Brief:
Repeat the entries that follow verbatim, without any of their pictures.

— begin Working data —

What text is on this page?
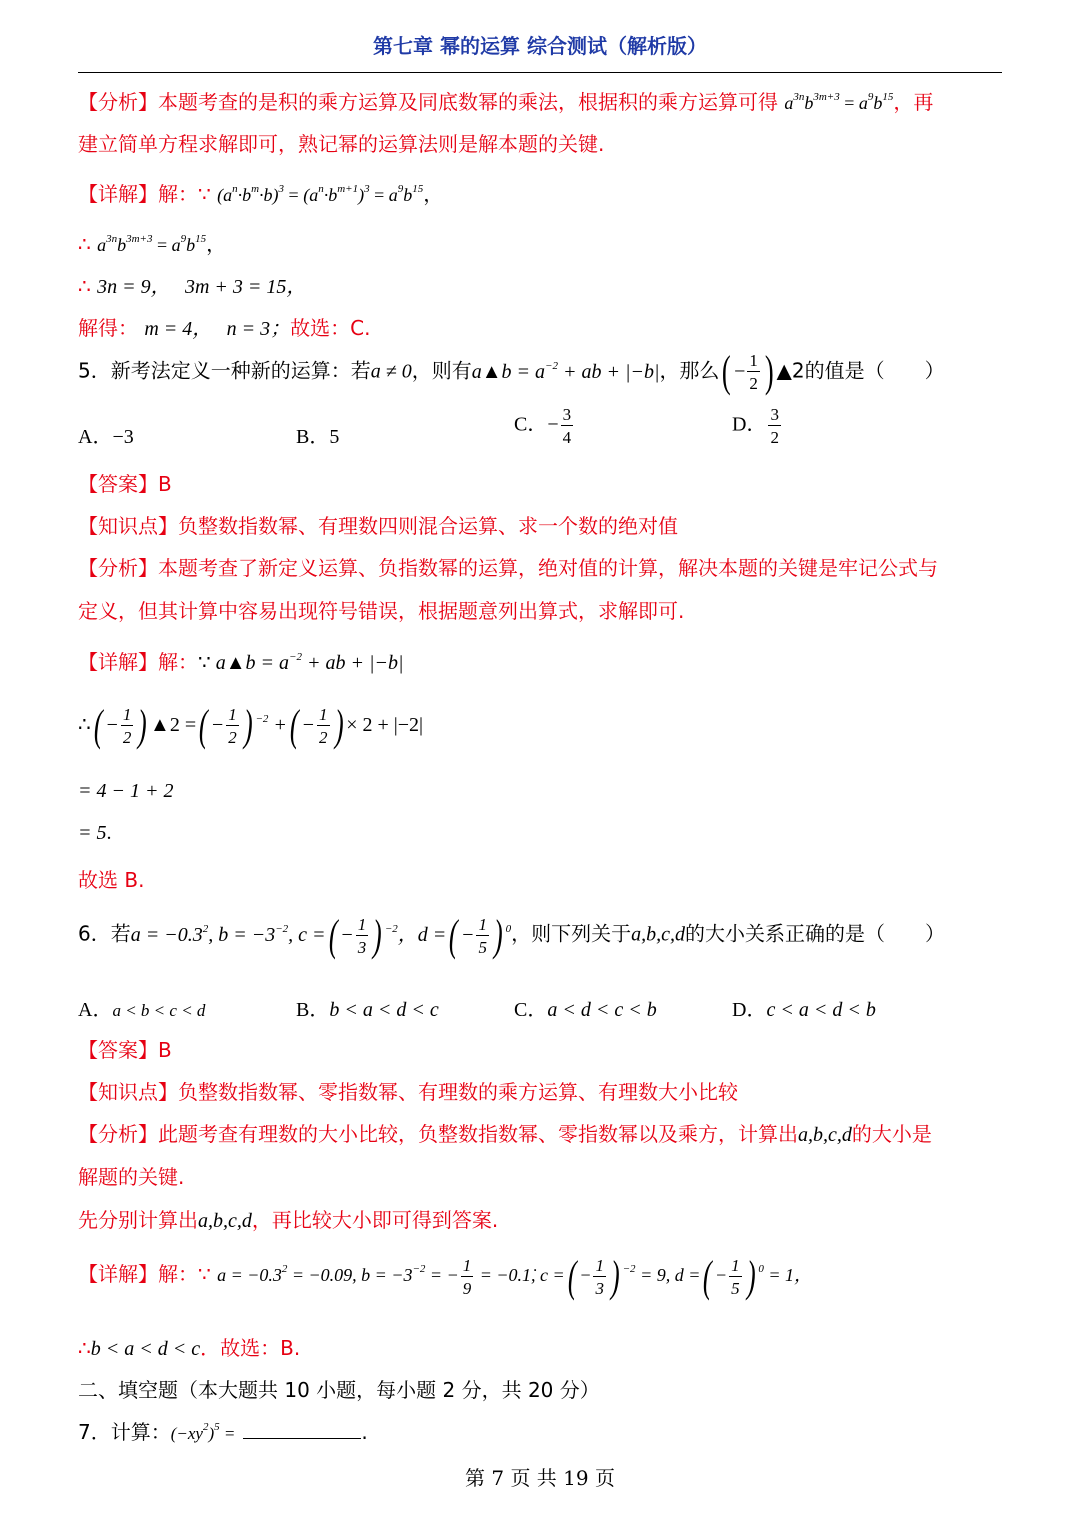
第七章 幂的运算 综合测试（解析版）
【分析】本题考查的是积的乘方运算及同底数幂的乘法，根据积的乘方运算可得 $a^{3n}b^{3m+3} = a^9b^{15}$，再
建立简单方程求解即可，熟记幂的运算法则是解本题的关键.
【详解】解：∵ $(a^n\cdot b^m\cdot b)^3 = (a^n\cdot b^{m+1})^3 = a^9b^{15}$，
∴ $a^{3n}b^{3m+3} = a^9b^{15}$，
∴ 3n = 9， 3m + 3 = 15，
解得： m = 4， n = 3；故选：C.
5．新考法定义一种新的运算：若a ≠ 0，则有a▲b = $a^{-2}$ + ab + |−b|，那么( − $\frac{1}{2}$ ) ▲2的值是（　　）
A．−3	B．5
C．− $\frac{3}{4}$	D． $\frac{3}{2}$
【答案】B
【知识点】负整数指数幂、有理数四则混合运算、求一个数的绝对值
【分析】本题考查了新定义运算、负指数幂的运算，绝对值的计算，解决本题的关键是牢记公式与
定义，但其计算中容易出现符号错误，根据题意列出算式，求解即可.
【详解】解：∵ a▲b = $a^{-2}$ + ab + |−b|
∴( − $\frac{1}{2}$ ) ▲2 =( − $\frac{1}{2}$ ) $^{-2}$ +( − $\frac{1}{2}$ ) × 2 + |−2|
= 4 − 1 + 2
= 5.
故选 B.
6．若$a = -0.3^2$, $b = -3^{-2}$, c =( − $\frac{1}{3}$ ) $^{-2}$，d =( − $\frac{1}{5}$ ) $^0$，则下列关于a,b,c,d的大小关系正确的是（　　）
A．a < b < c < d	B．b < a < d < c	C．a < d < c < b	D．c < a < d < b
【答案】B
【知识点】负整数指数幂、零指数幂、有理数的乘方运算、有理数大小比较
【分析】此题考查有理数的大小比较，负整数指数幂、零指数幂以及乘方，计算出a,b,c,d的大小是
解题的关键.
先分别计算出a,b,c,d，再比较大小即可得到答案.
【详解】解：∵ $a = -0.3^2 = -0.09$, $b = -3^{-2}$ = − $\frac{1}{9}$ = −0.1̇, c =( − $\frac{1}{3}$ ) $^{-2}$ = 9, d =( − $\frac{1}{5}$ ) $^0$ = 1，
∴b < a < d < c．故选：B.
二、填空题（本大题共 10 小题，每小题 2 分，共 20 分）
7．计算：$(-xy^2)^5$ =	.
第 7 页 共 19 页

— end Working data —

Output of the exercise:
What text is on this page?
第七章 幂的运算 综合测试（解析版）
【分析】本题考查的是积的乘方运算及同底数幂的乘法，根据积的乘方运算可得 $a^{3n}b^{3m+3} = a^9b^{15}$，再
建立简单方程求解即可，熟记幂的运算法则是解本题的关键.
【详解】解：∵ $(a^n\cdot b^m\cdot b)^3 = (a^n\cdot b^{m+1})^3 = a^9b^{15}$，
∴ $a^{3n}b^{3m+3} = a^9b^{15}$，
∴ 3n = 9， 3m + 3 = 15，
解得： m = 4， n = 3；故选：C.
5．新考法定义一种新的运算：若a ≠ 0，则有a▲b = $a^{-2}$ + ab + |−b|，那么( − $\frac{1}{2}$ ) ▲2的值是（　　）
A．−3	B．5
C．− $\frac{3}{4}$	D． $\frac{3}{2}$
【答案】B
【知识点】负整数指数幂、有理数四则混合运算、求一个数的绝对值
【分析】本题考查了新定义运算、负指数幂的运算，绝对值的计算，解决本题的关键是牢记公式与
定义，但其计算中容易出现符号错误，根据题意列出算式，求解即可.
【详解】解：∵ a▲b = $a^{-2}$ + ab + |−b|
∴( − $\frac{1}{2}$ ) ▲2 =( − $\frac{1}{2}$ ) $^{-2}$ +( − $\frac{1}{2}$ ) × 2 + |−2|
= 4 − 1 + 2
= 5.
故选 B.
6．若$a = -0.3^2$, $b = -3^{-2}$, c =( − $\frac{1}{3}$ ) $^{-2}$，d =( − $\frac{1}{5}$ ) $^0$，则下列关于a,b,c,d的大小关系正确的是（　　）
A．a < b < c < d	B．b < a < d < c	C．a < d < c < b	D．c < a < d < b
【答案】B
【知识点】负整数指数幂、零指数幂、有理数的乘方运算、有理数大小比较
【分析】此题考查有理数的大小比较，负整数指数幂、零指数幂以及乘方，计算出a,b,c,d的大小是
解题的关键.
先分别计算出a,b,c,d，再比较大小即可得到答案.
【详解】解：∵ $a = -0.3^2 = -0.09$, $b = -3^{-2}$ = − $\frac{1}{9}$ = −0.1̇, c =( − $\frac{1}{3}$ ) $^{-2}$ = 9, d =( − $\frac{1}{5}$ ) $^0$ = 1，
∴b < a < d < c．故选：B.
二、填空题（本大题共 10 小题，每小题 2 分，共 20 分）
7．计算：$(-xy^2)^5$ =	.
第 7 页 共 19 页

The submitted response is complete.